### WHAT IS EXPECTED:
Nothing in the data should change when you return it, but leave the pictures out.

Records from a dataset
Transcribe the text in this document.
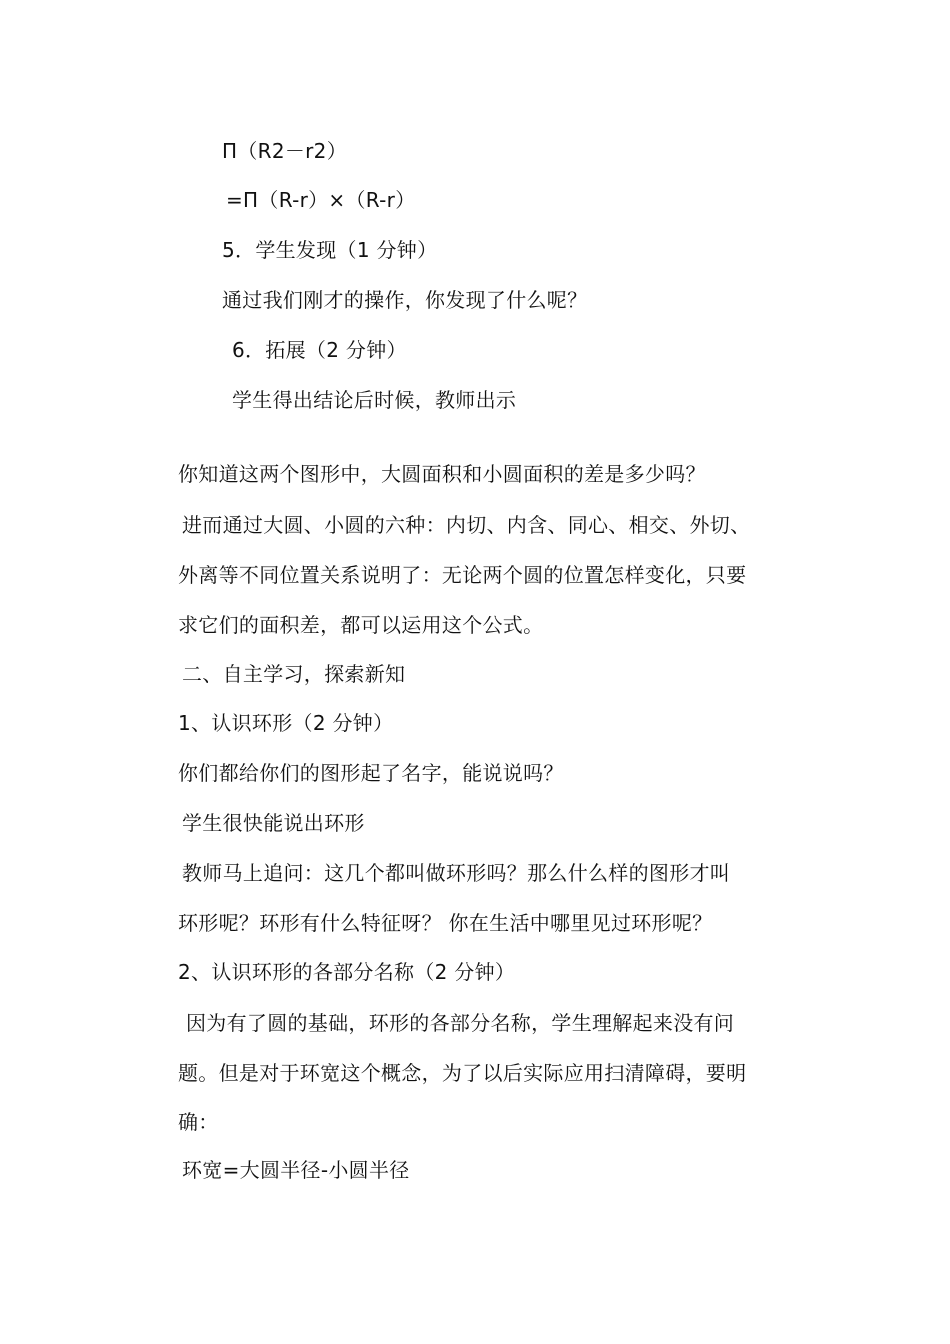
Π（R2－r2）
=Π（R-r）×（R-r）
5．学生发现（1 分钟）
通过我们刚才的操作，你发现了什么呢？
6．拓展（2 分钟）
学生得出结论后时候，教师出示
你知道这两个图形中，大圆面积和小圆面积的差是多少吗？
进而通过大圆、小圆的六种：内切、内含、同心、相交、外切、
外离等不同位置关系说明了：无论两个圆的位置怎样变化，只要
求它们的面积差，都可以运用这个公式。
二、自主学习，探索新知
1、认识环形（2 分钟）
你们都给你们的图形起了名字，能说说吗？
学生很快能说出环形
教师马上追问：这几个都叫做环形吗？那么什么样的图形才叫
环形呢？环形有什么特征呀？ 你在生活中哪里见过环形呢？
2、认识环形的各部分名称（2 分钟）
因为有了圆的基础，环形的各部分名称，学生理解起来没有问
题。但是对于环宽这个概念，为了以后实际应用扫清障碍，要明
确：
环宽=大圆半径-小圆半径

### SOLUTION FOR THIS PROBLEM:
Transcribe the text in this document.
Π（R2－r2）
=Π（R-r）×（R-r）
5．学生发现（1 分钟）
通过我们刚才的操作，你发现了什么呢？
6．拓展（2 分钟）
学生得出结论后时候，教师出示
你知道这两个图形中，大圆面积和小圆面积的差是多少吗？
进而通过大圆、小圆的六种：内切、内含、同心、相交、外切、
外离等不同位置关系说明了：无论两个圆的位置怎样变化，只要
求它们的面积差，都可以运用这个公式。
二、自主学习，探索新知
1、认识环形（2 分钟）
你们都给你们的图形起了名字，能说说吗？
学生很快能说出环形
教师马上追问：这几个都叫做环形吗？那么什么样的图形才叫
环形呢？环形有什么特征呀？ 你在生活中哪里见过环形呢？
2、认识环形的各部分名称（2 分钟）
因为有了圆的基础，环形的各部分名称，学生理解起来没有问
题。但是对于环宽这个概念，为了以后实际应用扫清障碍，要明
确：
环宽=大圆半径-小圆半径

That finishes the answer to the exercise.